# Task prompt:
Set down the material once more, exactly as it appears.

(Saved data entries)

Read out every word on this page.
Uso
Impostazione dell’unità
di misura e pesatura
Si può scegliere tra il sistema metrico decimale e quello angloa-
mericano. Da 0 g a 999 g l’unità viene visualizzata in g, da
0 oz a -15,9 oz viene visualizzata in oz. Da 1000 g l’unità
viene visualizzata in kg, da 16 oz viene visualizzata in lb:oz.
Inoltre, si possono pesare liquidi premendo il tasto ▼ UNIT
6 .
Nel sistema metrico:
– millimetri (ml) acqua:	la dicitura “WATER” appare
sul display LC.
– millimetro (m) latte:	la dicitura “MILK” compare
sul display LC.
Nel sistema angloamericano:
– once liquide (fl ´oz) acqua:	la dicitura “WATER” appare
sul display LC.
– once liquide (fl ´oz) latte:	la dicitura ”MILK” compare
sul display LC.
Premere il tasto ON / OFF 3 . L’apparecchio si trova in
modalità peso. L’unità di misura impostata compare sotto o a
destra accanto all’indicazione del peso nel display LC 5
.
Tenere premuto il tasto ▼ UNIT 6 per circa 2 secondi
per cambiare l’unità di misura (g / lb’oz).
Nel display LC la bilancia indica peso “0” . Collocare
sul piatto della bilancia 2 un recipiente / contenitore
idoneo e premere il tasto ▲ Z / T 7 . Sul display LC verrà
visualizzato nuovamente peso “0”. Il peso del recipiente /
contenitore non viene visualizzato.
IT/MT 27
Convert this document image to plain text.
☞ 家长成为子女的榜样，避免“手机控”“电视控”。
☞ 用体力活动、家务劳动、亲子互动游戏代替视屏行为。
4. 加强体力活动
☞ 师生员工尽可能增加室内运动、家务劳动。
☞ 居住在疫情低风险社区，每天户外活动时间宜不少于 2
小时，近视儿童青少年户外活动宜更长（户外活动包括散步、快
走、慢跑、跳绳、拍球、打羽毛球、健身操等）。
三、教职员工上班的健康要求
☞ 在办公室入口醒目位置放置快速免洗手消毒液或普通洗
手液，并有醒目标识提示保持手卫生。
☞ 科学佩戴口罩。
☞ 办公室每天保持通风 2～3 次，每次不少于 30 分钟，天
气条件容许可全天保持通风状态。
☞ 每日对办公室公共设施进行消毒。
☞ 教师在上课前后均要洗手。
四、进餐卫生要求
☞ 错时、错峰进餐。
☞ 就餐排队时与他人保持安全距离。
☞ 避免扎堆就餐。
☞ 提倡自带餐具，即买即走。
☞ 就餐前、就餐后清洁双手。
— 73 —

# Answer for the task:
Read out every word on this page.
Uso
Impostazione dell’unità
di misura e pesatura
Si può scegliere tra il sistema metrico decimale e quello angloa-
mericano. Da 0 g a 999 g l’unità viene visualizzata in g, da
0 oz a -15,9 oz viene visualizzata in oz. Da 1000 g l’unità
viene visualizzata in kg, da 16 oz viene visualizzata in lb:oz.
Inoltre, si possono pesare liquidi premendo il tasto ▼ UNIT
6 .
Nel sistema metrico:
– millimetri (ml) acqua:	la dicitura “WATER” appare
sul display LC.
– millimetro (m) latte:	la dicitura “MILK” compare
sul display LC.
Nel sistema angloamericano:
– once liquide (fl ´oz) acqua:	la dicitura “WATER” appare
sul display LC.
– once liquide (fl ´oz) latte:	la dicitura ”MILK” compare
sul display LC.
Premere il tasto ON / OFF 3 . L’apparecchio si trova in
modalità peso. L’unità di misura impostata compare sotto o a
destra accanto all’indicazione del peso nel display LC 5
.
Tenere premuto il tasto ▼ UNIT 6 per circa 2 secondi
per cambiare l’unità di misura (g / lb’oz).
Nel display LC la bilancia indica peso “0” . Collocare
sul piatto della bilancia 2 un recipiente / contenitore
idoneo e premere il tasto ▲ Z / T 7 . Sul display LC verrà
visualizzato nuovamente peso “0”. Il peso del recipiente /
contenitore non viene visualizzato.
IT/MT 27
Convert this document image to plain text.
☞ 家长成为子女的榜样，避免“手机控”“电视控”。
☞ 用体力活动、家务劳动、亲子互动游戏代替视屏行为。
4. 加强体力活动
☞ 师生员工尽可能增加室内运动、家务劳动。
☞ 居住在疫情低风险社区，每天户外活动时间宜不少于 2
小时，近视儿童青少年户外活动宜更长（户外活动包括散步、快
走、慢跑、跳绳、拍球、打羽毛球、健身操等）。
三、教职员工上班的健康要求
☞ 在办公室入口醒目位置放置快速免洗手消毒液或普通洗
手液，并有醒目标识提示保持手卫生。
☞ 科学佩戴口罩。
☞ 办公室每天保持通风 2～3 次，每次不少于 30 分钟，天
气条件容许可全天保持通风状态。
☞ 每日对办公室公共设施进行消毒。
☞ 教师在上课前后均要洗手。
四、进餐卫生要求
☞ 错时、错峰进餐。
☞ 就餐排队时与他人保持安全距离。
☞ 避免扎堆就餐。
☞ 提倡自带餐具，即买即走。
☞ 就餐前、就餐后清洁双手。
— 73 —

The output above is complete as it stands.